Transcribe the entries exactly; images are not part of the copy.

Figure collection entries:
------------------------

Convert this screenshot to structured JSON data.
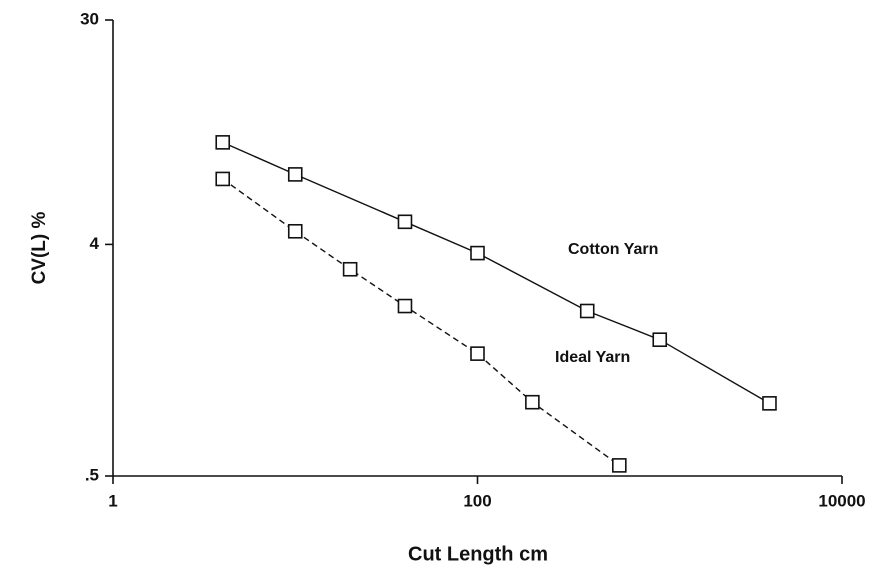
{
  "chart_data": {
    "type": "line",
    "xlabel": "Cut Length cm",
    "ylabel": "CV(L) %",
    "xscale": "log",
    "yscale": "log",
    "xlim": [
      1,
      10000
    ],
    "xticks": [
      1,
      100,
      10000
    ],
    "ylim": [
      0.5,
      30
    ],
    "yticks": [
      {
        "value": 0.5,
        "label": ".5"
      },
      4,
      30
    ],
    "series": [
      {
        "name": "Cotton Yarn",
        "color": "#111111",
        "dashed": false,
        "x": [
          4,
          10,
          40,
          100,
          400,
          1000,
          4000
        ],
        "values": [
          10,
          7.5,
          4.9,
          3.7,
          2.2,
          1.7,
          0.96
        ]
      },
      {
        "name": "Ideal Yarn",
        "color": "#111111",
        "dashed": true,
        "x": [
          4,
          10,
          20,
          40,
          100,
          200,
          600
        ],
        "values": [
          7.2,
          4.5,
          3.2,
          2.3,
          1.5,
          0.97,
          0.55
        ]
      }
    ]
  }
}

------------------------

**Result of the exercise:**
Convert this screenshot to structured JSON data.
{
  "chart_data": {
    "type": "line",
    "xlabel": "Cut Length cm",
    "ylabel": "CV(L) %",
    "xscale": "log",
    "yscale": "log",
    "xlim": [
      1,
      10000
    ],
    "xticks": [
      1,
      100,
      10000
    ],
    "ylim": [
      0.5,
      30
    ],
    "yticks": [
      {
        "value": 0.5,
        "label": ".5"
      },
      4,
      30
    ],
    "series": [
      {
        "name": "Cotton Yarn",
        "color": "#111111",
        "dashed": false,
        "x": [
          4,
          10,
          40,
          100,
          400,
          1000,
          4000
        ],
        "values": [
          10,
          7.5,
          4.9,
          3.7,
          2.2,
          1.7,
          0.96
        ]
      },
      {
        "name": "Ideal Yarn",
        "color": "#111111",
        "dashed": true,
        "x": [
          4,
          10,
          20,
          40,
          100,
          200,
          600
        ],
        "values": [
          7.2,
          4.5,
          3.2,
          2.3,
          1.5,
          0.97,
          0.55
        ]
      }
    ]
  }
}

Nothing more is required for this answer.